▶ [What is needed] Here are some records; copy every line that holds the word "cdot".
# # # # #
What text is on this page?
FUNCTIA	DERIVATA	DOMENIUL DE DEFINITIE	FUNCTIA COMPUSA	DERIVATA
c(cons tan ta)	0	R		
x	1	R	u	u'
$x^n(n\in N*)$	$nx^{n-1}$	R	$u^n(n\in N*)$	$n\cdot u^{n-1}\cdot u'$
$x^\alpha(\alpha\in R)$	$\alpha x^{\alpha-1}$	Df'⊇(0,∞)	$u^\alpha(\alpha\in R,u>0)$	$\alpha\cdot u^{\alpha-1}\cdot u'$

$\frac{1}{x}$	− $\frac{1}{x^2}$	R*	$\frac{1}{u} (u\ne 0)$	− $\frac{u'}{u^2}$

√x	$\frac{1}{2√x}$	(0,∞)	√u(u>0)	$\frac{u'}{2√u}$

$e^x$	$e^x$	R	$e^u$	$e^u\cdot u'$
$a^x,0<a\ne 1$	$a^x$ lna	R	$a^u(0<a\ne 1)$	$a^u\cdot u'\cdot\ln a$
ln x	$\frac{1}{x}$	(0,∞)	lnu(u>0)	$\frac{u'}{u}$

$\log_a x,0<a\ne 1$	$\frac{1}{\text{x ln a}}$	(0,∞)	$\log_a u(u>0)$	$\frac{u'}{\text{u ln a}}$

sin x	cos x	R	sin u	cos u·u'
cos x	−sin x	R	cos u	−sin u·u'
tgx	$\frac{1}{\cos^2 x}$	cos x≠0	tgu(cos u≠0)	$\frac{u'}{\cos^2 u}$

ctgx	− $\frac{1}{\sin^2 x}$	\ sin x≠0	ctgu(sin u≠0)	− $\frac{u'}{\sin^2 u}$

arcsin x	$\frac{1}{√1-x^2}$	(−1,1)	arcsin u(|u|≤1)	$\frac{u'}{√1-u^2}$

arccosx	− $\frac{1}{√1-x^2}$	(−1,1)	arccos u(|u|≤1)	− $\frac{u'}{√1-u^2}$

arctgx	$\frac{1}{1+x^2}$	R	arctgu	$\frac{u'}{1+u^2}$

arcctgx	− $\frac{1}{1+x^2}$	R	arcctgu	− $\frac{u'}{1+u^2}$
# # # # #
▶ [Response to the task]
$x^n(n\in N*)$	$nx^{n-1}$	R	$u^n(n\in N*)$	$n\cdot u^{n-1}\cdot u'$
$x^\alpha(\alpha\in R)$	$\alpha x^{\alpha-1}$	Df'⊇(0,∞)	$u^\alpha(\alpha\in R,u>0)$	$\alpha\cdot u^{\alpha-1}\cdot u'$
$e^x$	$e^x$	R	$e^u$	$e^u\cdot u'$
$a^x,0<a\ne 1$	$a^x$ lna	R	$a^u(0<a\ne 1)$	$a^u\cdot u'\cdot\ln a$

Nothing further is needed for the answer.